**What needs to be done**
Below are the records. Gather each line that holds "колхоза".

**Records for the exercise**
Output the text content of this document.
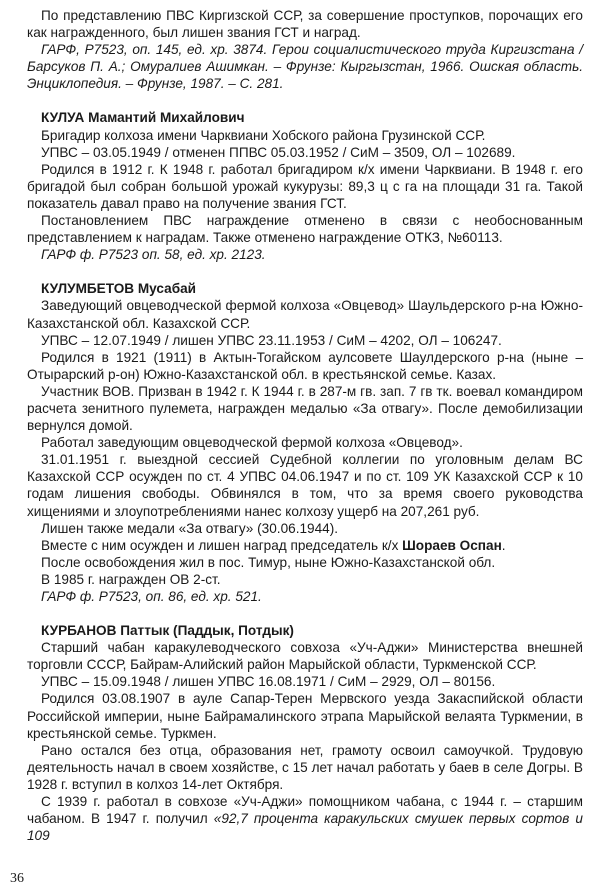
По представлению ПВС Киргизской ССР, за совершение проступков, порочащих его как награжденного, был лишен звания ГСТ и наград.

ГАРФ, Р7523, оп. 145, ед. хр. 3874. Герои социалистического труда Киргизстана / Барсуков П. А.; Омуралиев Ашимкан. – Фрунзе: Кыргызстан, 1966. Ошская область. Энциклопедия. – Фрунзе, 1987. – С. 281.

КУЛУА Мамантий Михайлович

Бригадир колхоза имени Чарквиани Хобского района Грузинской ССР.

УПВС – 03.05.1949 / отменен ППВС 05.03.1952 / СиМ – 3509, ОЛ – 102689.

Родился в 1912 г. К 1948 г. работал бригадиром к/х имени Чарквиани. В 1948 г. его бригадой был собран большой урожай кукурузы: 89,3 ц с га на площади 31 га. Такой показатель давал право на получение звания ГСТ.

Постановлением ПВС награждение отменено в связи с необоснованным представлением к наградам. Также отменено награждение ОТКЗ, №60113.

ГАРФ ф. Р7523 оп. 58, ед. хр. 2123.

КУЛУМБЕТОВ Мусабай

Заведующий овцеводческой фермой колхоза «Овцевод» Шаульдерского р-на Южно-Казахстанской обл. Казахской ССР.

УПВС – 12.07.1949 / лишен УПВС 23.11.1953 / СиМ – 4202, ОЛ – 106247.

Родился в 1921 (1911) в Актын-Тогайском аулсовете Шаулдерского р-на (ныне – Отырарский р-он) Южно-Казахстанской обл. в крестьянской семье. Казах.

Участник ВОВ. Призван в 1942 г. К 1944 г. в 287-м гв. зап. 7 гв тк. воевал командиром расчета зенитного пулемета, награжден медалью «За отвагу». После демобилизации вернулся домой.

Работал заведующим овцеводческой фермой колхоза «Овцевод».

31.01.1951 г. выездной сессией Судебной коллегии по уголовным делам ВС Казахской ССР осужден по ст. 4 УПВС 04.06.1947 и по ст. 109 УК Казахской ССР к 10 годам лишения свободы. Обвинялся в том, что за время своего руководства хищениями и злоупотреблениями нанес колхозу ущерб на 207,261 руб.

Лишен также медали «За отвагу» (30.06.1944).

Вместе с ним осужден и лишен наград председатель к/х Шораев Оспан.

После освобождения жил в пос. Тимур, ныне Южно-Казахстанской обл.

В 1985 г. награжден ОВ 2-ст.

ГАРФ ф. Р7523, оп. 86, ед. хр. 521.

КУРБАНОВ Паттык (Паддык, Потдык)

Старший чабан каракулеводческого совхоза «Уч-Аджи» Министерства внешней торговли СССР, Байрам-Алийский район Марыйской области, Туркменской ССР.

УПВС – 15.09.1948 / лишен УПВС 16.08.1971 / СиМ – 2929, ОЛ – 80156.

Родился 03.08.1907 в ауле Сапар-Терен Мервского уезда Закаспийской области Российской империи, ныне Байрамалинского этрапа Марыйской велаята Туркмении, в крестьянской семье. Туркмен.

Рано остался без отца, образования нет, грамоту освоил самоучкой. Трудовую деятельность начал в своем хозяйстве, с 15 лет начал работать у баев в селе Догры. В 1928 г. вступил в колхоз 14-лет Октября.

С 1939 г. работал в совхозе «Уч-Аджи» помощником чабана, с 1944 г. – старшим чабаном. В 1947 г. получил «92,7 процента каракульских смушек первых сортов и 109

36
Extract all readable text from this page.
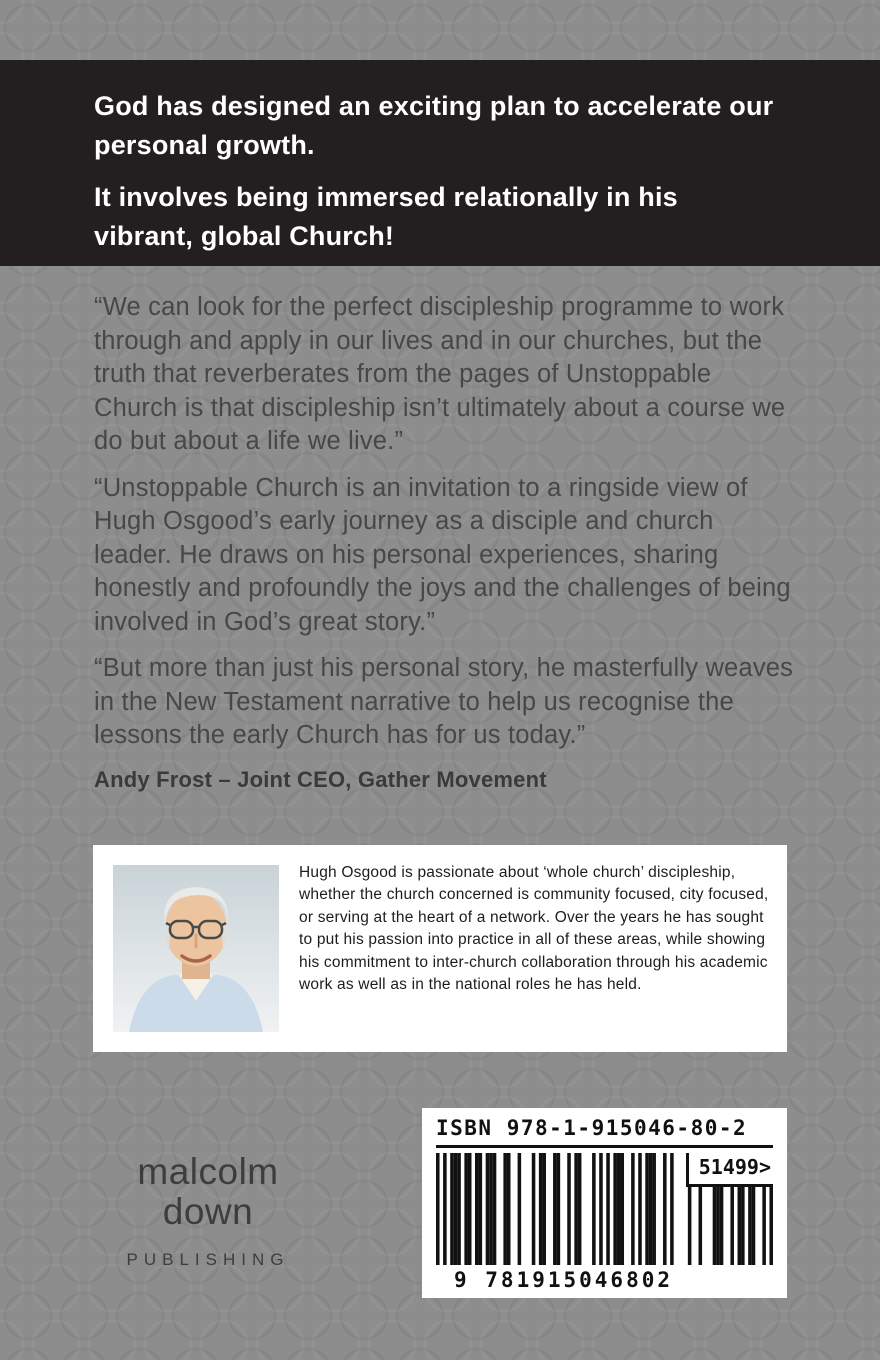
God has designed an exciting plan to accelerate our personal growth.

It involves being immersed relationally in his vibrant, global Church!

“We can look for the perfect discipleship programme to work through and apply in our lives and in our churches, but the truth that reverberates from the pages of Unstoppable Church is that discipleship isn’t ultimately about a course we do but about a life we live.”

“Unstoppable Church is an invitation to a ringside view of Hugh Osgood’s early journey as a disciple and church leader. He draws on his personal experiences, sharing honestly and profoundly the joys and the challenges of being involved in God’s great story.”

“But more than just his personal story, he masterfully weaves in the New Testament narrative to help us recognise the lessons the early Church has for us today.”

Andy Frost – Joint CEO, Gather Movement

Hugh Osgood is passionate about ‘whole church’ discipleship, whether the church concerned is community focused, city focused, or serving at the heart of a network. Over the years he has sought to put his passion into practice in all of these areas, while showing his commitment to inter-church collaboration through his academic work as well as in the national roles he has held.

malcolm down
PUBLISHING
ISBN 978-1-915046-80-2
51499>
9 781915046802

**Response**
Бригадир колхоза имени Чарквиани Хобского района Грузинской ССР.
Заведующий овцеводческой фермой колхоза «Овцевод» Шаульдерского р-на Южно-Казахстанской обл. Казахской ССР.
Работал заведующим овцеводческой фермой колхоза «Овцевод».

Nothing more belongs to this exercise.